=== Supplied data ===

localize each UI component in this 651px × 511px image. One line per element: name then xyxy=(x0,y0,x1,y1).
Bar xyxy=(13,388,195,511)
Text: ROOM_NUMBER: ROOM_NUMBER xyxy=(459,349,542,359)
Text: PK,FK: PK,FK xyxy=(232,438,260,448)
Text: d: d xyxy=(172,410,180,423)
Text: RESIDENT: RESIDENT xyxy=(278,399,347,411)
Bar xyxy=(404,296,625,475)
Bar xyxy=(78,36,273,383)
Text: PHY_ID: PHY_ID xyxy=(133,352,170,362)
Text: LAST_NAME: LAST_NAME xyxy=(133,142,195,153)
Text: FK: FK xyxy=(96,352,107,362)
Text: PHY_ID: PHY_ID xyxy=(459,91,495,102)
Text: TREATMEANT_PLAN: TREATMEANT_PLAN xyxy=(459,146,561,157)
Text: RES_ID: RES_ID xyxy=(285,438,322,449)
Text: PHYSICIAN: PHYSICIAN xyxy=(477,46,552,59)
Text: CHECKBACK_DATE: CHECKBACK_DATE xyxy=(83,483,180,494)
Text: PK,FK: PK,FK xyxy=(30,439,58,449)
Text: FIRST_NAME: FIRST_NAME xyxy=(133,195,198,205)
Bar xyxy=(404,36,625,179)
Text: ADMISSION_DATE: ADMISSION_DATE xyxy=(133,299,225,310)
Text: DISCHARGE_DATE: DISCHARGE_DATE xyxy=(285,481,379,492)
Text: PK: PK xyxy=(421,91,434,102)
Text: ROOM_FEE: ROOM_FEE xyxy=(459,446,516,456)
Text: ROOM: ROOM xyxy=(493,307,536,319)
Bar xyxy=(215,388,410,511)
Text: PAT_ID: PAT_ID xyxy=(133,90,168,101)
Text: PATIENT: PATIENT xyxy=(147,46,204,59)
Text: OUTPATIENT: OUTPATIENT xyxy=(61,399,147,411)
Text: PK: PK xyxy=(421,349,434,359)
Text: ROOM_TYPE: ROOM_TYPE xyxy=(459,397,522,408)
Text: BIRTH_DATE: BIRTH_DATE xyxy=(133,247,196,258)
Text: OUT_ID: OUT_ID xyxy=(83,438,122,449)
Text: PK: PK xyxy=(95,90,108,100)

===

# Directive
Reproduce the item above line for line, keeping every character unchanged.

# Response below
localize each UI component in this 651px × 511px image. One line per element: name then xyxy=(x0,y0,x1,y1).
Bar xyxy=(13,388,195,511)
Text: ROOM_NUMBER: ROOM_NUMBER xyxy=(459,349,542,359)
Text: PK,FK: PK,FK xyxy=(232,438,260,448)
Text: d: d xyxy=(172,410,180,423)
Text: RESIDENT: RESIDENT xyxy=(278,399,347,411)
Bar xyxy=(404,296,625,475)
Bar xyxy=(78,36,273,383)
Text: PHY_ID: PHY_ID xyxy=(133,352,170,362)
Text: LAST_NAME: LAST_NAME xyxy=(133,142,195,153)
Text: FK: FK xyxy=(96,352,107,362)
Text: PHY_ID: PHY_ID xyxy=(459,91,495,102)
Text: TREATMEANT_PLAN: TREATMEANT_PLAN xyxy=(459,146,561,157)
Text: RES_ID: RES_ID xyxy=(285,438,322,449)
Text: PHYSICIAN: PHYSICIAN xyxy=(477,46,552,59)
Text: CHECKBACK_DATE: CHECKBACK_DATE xyxy=(83,483,180,494)
Text: PK,FK: PK,FK xyxy=(30,439,58,449)
Text: FIRST_NAME: FIRST_NAME xyxy=(133,195,198,205)
Bar xyxy=(404,36,625,179)
Text: ADMISSION_DATE: ADMISSION_DATE xyxy=(133,299,225,310)
Text: DISCHARGE_DATE: DISCHARGE_DATE xyxy=(285,481,379,492)
Text: PK: PK xyxy=(421,91,434,102)
Text: ROOM_FEE: ROOM_FEE xyxy=(459,446,516,456)
Text: ROOM: ROOM xyxy=(493,307,536,319)
Bar xyxy=(215,388,410,511)
Text: PAT_ID: PAT_ID xyxy=(133,90,168,101)
Text: PATIENT: PATIENT xyxy=(147,46,204,59)
Text: OUTPATIENT: OUTPATIENT xyxy=(61,399,147,411)
Text: PK: PK xyxy=(421,349,434,359)
Text: ROOM_TYPE: ROOM_TYPE xyxy=(459,397,522,408)
Text: BIRTH_DATE: BIRTH_DATE xyxy=(133,247,196,258)
Text: OUT_ID: OUT_ID xyxy=(83,438,122,449)
Text: PK: PK xyxy=(95,90,108,100)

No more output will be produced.